● **Aim**: Count the lines that hold the string "twitter". Reply with the number alone.
>> start Exercise materials
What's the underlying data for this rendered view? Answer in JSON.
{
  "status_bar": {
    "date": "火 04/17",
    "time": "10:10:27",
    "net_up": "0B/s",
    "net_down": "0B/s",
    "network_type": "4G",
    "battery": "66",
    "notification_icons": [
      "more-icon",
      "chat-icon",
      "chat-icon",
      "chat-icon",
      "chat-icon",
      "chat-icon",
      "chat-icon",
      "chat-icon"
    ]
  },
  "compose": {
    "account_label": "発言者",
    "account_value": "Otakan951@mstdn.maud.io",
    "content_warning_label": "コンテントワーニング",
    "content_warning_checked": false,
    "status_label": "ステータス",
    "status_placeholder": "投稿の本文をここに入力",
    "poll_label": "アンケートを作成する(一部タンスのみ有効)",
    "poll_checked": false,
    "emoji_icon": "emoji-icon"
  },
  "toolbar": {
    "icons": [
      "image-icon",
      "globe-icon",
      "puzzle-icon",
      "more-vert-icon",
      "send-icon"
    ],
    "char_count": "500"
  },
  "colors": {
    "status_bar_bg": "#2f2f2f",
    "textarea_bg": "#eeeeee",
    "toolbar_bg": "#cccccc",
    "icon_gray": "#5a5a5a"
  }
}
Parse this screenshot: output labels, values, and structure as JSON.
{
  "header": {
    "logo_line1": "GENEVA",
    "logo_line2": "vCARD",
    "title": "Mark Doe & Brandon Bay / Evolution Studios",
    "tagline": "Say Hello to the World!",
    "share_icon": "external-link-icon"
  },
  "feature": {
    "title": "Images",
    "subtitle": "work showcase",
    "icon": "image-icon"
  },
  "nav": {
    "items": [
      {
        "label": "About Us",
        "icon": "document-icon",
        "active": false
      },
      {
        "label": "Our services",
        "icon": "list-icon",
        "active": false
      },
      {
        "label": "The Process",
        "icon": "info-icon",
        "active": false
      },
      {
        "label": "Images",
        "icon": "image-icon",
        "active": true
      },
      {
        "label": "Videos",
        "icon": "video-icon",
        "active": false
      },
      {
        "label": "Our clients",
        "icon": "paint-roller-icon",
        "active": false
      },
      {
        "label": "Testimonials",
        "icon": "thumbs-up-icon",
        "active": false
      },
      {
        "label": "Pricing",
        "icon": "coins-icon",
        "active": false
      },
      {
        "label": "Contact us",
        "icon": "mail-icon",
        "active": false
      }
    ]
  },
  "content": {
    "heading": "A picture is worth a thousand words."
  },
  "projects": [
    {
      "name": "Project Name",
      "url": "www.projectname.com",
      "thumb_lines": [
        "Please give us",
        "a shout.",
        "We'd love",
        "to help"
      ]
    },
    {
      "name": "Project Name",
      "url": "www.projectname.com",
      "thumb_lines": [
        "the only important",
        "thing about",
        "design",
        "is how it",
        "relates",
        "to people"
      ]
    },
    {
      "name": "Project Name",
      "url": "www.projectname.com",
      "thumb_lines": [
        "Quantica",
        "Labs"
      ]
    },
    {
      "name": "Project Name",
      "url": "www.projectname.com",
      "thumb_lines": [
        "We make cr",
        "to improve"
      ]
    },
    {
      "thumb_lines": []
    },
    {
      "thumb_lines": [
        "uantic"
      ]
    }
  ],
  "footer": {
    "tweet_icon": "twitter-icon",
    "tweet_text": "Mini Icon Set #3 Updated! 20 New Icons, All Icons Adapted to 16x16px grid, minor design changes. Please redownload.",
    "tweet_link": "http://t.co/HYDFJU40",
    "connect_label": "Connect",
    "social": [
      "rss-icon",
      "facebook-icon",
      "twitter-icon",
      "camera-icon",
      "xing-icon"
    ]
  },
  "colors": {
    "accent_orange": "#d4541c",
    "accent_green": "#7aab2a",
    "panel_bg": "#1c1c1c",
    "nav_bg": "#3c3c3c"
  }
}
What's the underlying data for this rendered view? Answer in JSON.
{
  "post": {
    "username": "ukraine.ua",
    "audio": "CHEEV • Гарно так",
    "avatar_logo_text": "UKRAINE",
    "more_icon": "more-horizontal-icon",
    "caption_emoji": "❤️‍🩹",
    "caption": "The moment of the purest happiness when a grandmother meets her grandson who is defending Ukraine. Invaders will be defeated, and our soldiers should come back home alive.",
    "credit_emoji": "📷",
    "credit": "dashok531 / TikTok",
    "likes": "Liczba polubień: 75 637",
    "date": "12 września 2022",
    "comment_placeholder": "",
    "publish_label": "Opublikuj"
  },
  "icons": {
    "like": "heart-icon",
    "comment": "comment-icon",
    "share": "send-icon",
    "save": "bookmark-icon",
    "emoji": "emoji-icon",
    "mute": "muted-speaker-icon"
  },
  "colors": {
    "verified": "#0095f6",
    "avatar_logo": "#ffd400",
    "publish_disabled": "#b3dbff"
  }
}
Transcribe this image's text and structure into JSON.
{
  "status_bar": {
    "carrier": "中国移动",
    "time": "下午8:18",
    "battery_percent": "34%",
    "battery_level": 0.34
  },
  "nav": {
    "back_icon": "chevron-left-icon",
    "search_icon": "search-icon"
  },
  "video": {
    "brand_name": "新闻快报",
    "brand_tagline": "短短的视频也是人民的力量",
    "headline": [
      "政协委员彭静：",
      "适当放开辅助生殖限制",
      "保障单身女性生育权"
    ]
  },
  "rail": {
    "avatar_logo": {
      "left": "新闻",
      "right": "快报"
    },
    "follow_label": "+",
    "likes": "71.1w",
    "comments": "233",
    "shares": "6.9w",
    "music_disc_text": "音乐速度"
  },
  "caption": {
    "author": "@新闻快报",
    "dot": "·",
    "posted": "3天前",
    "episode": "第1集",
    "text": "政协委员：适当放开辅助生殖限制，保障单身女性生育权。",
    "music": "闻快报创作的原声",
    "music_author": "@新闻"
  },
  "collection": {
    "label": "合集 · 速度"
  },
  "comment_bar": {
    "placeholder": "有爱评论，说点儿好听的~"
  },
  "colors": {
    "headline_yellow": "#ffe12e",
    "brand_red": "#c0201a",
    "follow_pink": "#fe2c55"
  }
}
>> end Exercise materials
● **Answer in full**: 2